Supplied data>
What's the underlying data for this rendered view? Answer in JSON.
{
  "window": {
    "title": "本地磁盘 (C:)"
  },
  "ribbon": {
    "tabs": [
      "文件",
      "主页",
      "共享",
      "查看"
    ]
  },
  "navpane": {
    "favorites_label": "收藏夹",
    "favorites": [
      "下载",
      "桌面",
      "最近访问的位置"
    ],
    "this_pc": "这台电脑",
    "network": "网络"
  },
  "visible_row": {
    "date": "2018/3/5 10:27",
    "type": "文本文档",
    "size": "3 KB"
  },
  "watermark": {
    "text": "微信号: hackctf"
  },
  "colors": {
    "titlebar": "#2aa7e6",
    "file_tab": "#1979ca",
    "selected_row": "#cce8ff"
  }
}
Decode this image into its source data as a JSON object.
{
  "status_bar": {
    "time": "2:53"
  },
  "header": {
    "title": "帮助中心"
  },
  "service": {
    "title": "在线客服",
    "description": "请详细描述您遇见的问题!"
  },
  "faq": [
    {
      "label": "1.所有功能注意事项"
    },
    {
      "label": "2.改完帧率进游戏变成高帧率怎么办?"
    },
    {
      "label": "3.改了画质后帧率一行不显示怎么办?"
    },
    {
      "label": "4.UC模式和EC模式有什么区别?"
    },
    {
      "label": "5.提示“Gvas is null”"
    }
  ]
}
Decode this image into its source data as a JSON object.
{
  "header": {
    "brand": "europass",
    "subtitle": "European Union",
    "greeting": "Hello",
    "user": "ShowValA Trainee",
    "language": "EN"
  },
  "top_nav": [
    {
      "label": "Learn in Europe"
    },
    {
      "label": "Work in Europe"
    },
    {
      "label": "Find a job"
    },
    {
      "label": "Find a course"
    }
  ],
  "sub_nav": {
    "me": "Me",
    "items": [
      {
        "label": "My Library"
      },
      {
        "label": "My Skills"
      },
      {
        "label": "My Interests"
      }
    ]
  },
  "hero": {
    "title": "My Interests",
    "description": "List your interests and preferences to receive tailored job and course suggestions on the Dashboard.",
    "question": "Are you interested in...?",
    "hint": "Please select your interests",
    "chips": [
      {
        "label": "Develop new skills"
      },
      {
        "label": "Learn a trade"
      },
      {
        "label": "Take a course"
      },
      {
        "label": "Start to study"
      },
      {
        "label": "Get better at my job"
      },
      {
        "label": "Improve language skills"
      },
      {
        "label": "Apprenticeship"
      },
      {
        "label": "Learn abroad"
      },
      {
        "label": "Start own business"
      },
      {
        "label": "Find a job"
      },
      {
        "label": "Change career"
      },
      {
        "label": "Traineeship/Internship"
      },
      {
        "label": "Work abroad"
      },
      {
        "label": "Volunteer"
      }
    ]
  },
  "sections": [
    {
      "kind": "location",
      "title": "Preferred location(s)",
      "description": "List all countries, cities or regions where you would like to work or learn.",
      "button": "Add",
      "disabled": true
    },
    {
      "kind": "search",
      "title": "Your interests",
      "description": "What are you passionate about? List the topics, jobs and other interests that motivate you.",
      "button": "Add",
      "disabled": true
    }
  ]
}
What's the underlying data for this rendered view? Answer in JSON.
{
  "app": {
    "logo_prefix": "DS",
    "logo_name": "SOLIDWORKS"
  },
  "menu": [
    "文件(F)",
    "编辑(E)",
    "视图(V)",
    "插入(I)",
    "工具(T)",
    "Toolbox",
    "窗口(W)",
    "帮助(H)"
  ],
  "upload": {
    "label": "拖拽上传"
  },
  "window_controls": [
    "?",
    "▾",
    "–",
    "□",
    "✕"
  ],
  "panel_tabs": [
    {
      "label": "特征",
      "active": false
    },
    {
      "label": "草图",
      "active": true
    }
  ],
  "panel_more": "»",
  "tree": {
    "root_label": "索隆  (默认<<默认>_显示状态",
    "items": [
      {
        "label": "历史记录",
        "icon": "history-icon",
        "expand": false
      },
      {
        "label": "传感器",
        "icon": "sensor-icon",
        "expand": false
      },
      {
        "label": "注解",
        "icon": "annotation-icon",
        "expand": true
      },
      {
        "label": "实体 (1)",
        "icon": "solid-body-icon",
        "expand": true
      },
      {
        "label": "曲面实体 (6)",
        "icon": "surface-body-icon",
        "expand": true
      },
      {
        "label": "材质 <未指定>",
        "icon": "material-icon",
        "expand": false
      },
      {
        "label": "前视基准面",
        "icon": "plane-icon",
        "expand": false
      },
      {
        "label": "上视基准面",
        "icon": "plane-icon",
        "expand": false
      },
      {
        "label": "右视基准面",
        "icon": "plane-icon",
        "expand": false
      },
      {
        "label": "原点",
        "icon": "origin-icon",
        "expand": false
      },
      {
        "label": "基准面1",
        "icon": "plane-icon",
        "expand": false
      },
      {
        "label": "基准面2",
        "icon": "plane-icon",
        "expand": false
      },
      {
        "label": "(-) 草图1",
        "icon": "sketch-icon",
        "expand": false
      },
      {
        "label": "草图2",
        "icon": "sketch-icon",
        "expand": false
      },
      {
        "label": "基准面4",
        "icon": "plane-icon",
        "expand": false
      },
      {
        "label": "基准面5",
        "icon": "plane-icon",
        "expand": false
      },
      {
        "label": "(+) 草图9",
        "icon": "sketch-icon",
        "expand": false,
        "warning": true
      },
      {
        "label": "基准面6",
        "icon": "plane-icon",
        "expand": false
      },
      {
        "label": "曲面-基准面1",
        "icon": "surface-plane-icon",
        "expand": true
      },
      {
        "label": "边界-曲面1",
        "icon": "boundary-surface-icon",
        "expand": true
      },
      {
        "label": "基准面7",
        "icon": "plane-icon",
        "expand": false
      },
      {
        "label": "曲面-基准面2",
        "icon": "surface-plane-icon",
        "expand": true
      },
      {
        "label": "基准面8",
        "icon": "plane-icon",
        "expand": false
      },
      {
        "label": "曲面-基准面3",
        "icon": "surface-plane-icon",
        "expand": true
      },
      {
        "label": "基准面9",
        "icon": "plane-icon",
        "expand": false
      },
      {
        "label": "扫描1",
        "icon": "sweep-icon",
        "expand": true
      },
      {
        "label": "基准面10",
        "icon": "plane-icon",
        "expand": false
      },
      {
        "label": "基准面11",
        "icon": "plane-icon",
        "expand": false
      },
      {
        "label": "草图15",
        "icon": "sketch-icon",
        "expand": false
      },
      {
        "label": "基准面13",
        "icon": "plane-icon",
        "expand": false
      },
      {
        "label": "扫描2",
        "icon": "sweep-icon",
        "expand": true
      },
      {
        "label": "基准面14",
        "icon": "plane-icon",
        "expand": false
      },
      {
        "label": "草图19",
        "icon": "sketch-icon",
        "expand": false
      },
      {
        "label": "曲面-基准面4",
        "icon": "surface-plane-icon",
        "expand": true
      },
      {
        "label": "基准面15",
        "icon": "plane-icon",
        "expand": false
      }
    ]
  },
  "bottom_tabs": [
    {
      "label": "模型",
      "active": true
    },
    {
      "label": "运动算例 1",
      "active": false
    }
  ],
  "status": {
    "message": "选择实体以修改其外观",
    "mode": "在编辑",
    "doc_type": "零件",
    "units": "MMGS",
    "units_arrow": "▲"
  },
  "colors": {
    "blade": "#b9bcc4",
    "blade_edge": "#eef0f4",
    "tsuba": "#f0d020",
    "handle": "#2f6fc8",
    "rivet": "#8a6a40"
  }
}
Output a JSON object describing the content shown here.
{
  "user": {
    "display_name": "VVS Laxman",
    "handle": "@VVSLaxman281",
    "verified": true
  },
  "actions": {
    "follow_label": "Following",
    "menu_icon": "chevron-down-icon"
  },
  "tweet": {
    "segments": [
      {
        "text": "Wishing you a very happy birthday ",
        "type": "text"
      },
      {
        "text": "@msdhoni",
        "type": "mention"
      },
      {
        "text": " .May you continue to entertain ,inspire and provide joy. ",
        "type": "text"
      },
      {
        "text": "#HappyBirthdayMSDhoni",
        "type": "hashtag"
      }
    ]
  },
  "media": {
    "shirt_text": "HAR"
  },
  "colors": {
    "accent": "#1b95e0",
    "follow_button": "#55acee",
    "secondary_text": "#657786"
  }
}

Task directions> From the line holding "Output a JSON" to the last line of the records, quote each line exactly and add nothing.

Written answer>
Output a JSON object describing the content shown here.
{
  "user": {
    "display_name": "VVS Laxman",
    "handle": "@VVSLaxman281",
    "verified": true
  },
  "actions": {
    "follow_label": "Following",
    "menu_icon": "chevron-down-icon"
  },
  "tweet": {
    "segments": [
      {
        "text": "Wishing you a very happy birthday ",
        "type": "text"
      },
      {
        "text": "@msdhoni",
        "type": "mention"
      },
      {
        "text": " .May you continue to entertain ,inspire and provide joy. ",
        "type": "text"
      },
      {
        "text": "#HappyBirthdayMSDhoni",
        "type": "hashtag"
      }
    ]
  },
  "media": {
    "shirt_text": "HAR"
  },
  "colors": {
    "accent": "#1b95e0",
    "follow_button": "#55acee",
    "secondary_text": "#657786"
  }
}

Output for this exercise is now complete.